● 练习目标
请抄录下面的记录，从含有"Patent image size: (918, 866)."的那一行开始，到含有"The inclined member 66 is at (265, 690)."的那一行为止，首尾两行都要包括。

=== 所用数据 ===

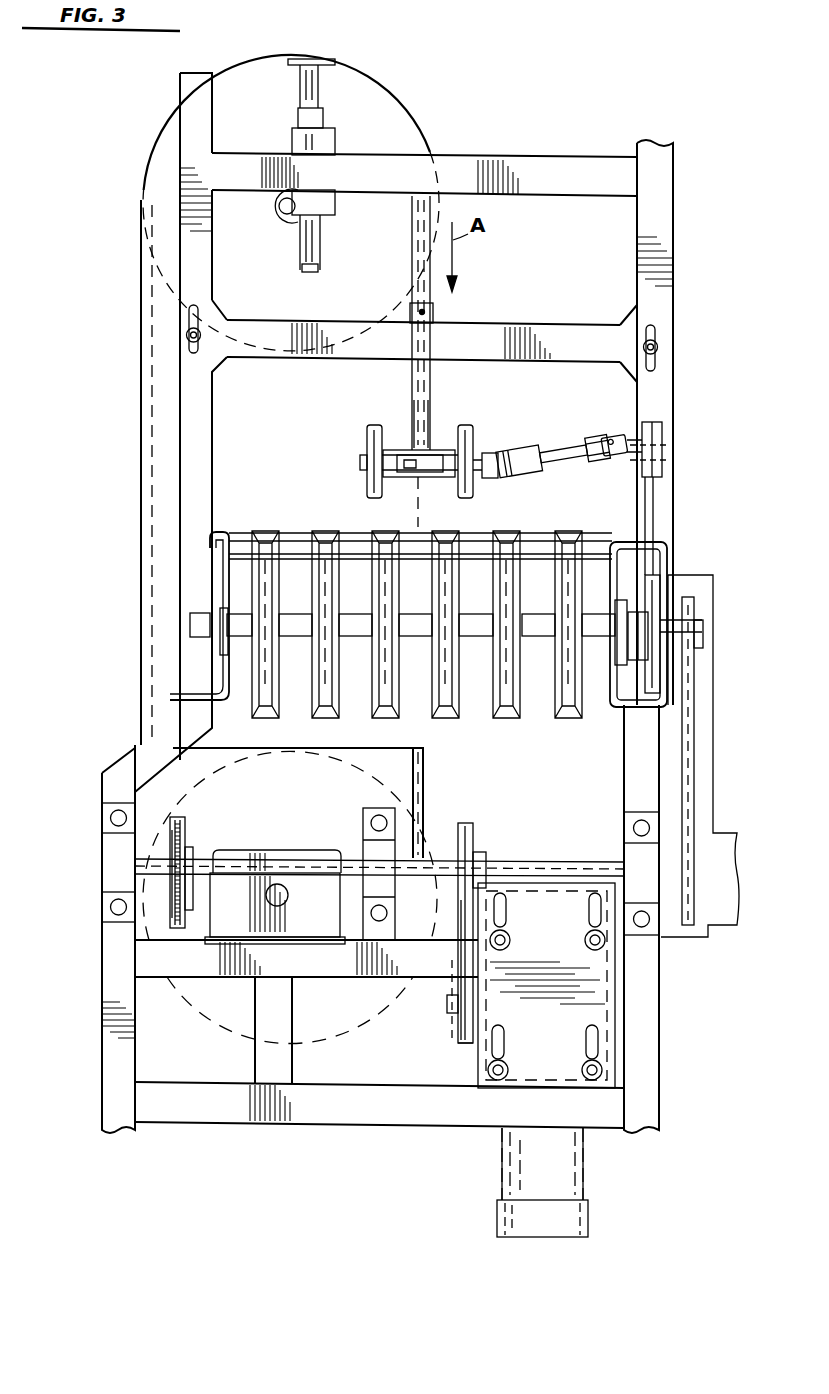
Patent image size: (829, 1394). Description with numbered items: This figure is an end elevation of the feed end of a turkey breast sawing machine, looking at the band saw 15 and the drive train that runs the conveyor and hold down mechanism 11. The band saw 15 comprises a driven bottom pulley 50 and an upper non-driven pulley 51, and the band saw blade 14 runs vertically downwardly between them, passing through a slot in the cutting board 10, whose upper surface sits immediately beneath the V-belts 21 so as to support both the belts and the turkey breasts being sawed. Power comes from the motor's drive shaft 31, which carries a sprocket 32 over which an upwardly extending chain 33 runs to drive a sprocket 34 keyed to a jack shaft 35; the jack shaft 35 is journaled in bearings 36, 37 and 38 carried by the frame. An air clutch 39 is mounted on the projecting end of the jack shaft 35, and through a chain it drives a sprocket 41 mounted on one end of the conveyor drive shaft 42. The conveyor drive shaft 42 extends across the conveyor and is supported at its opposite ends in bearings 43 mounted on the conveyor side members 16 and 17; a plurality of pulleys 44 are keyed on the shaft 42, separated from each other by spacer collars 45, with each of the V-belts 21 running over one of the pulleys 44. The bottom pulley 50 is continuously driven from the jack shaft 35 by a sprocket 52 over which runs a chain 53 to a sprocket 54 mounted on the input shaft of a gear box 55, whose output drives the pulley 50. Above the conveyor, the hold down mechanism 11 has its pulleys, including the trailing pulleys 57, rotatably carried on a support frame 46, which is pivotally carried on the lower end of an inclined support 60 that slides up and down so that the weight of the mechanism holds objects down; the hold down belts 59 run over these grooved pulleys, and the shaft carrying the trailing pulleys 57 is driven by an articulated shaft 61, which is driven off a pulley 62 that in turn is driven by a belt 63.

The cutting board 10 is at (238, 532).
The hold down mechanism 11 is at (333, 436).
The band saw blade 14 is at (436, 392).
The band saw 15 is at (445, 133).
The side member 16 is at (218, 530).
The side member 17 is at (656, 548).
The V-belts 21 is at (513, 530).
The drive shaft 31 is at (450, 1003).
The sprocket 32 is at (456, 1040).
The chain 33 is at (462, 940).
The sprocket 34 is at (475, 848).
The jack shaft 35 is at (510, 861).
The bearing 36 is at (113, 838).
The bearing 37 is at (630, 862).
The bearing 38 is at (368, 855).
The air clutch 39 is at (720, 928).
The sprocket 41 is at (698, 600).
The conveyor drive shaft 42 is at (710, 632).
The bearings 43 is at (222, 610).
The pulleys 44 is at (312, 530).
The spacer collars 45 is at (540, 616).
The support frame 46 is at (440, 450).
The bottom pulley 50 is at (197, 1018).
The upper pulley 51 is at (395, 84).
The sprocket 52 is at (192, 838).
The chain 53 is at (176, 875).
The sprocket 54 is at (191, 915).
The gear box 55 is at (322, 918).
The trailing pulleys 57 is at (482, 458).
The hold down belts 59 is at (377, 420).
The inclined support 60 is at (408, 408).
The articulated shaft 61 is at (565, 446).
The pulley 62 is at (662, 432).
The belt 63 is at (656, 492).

===
=== 所用数据 ===

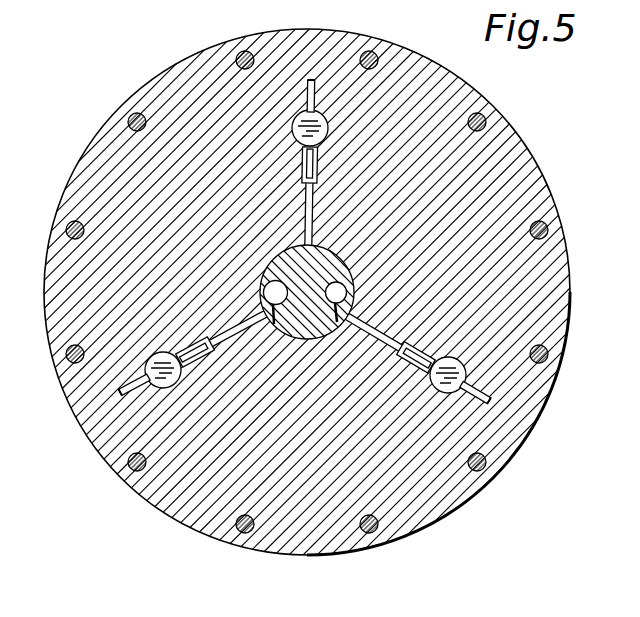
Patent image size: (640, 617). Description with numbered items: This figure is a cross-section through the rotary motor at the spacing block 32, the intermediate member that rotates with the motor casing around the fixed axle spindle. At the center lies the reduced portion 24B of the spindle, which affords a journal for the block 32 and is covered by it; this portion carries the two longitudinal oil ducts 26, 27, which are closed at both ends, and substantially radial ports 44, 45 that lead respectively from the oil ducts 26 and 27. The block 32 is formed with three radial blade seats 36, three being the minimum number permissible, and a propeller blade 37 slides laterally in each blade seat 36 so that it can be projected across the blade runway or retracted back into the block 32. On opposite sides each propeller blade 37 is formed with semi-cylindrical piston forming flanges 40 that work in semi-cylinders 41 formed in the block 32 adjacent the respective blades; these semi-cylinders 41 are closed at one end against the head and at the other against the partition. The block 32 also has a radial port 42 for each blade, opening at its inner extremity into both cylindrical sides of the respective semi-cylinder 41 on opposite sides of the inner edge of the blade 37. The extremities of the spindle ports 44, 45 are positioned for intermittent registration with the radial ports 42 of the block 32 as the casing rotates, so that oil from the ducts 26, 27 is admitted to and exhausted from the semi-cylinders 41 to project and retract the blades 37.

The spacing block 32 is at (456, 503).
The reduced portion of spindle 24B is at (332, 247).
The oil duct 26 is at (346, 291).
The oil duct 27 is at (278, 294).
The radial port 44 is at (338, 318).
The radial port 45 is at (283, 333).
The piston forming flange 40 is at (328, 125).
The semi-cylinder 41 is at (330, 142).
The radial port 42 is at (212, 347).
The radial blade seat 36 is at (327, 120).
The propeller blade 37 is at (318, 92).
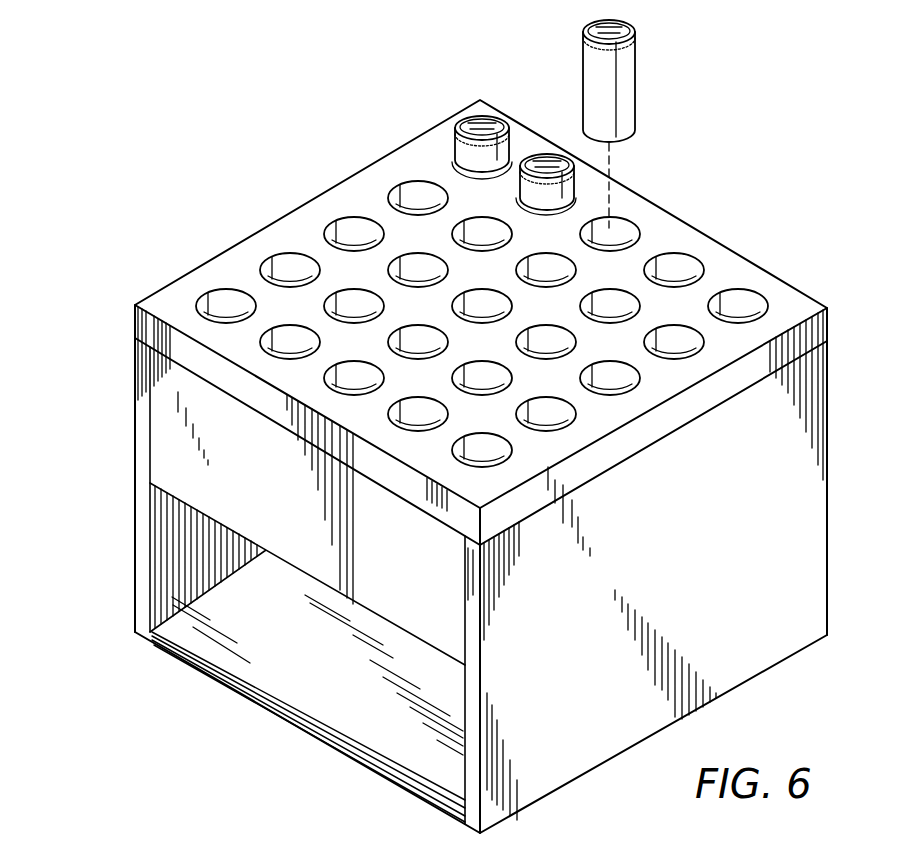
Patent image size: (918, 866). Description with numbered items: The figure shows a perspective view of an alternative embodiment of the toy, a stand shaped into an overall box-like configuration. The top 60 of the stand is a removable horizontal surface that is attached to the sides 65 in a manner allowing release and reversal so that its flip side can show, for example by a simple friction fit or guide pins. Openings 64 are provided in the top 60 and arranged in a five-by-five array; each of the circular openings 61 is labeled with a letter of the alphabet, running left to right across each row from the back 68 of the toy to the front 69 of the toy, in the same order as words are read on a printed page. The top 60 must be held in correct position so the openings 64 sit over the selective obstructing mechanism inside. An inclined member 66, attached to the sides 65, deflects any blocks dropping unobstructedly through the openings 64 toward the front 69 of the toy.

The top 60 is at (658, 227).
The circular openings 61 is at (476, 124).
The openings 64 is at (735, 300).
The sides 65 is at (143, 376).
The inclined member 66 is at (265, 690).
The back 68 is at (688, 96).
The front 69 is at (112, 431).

===

● 完整答案
Patent image size: (918, 866). Description with numbered items: The figure shows a perspective view of an alternative embodiment of the toy, a stand shaped into an overall box-like configuration. The top 60 of the stand is a removable horizontal surface that is attached to the sides 65 in a manner allowing release and reversal so that its flip side can show, for example by a simple friction fit or guide pins. Openings 64 are provided in the top 60 and arranged in a five-by-five array; each of the circular openings 61 is labeled with a letter of the alphabet, running left to right across each row from the back 68 of the toy to the front 69 of the toy, in the same order as words are read on a printed page. The top 60 must be held in correct position so the openings 64 sit over the selective obstructing mechanism inside. An inclined member 66, attached to the sides 65, deflects any blocks dropping unobstructedly through the openings 64 toward the front 69 of the toy.

The top 60 is at (658, 227).
The circular openings 61 is at (476, 124).
The openings 64 is at (735, 300).
The sides 65 is at (143, 376).
The inclined member 66 is at (265, 690).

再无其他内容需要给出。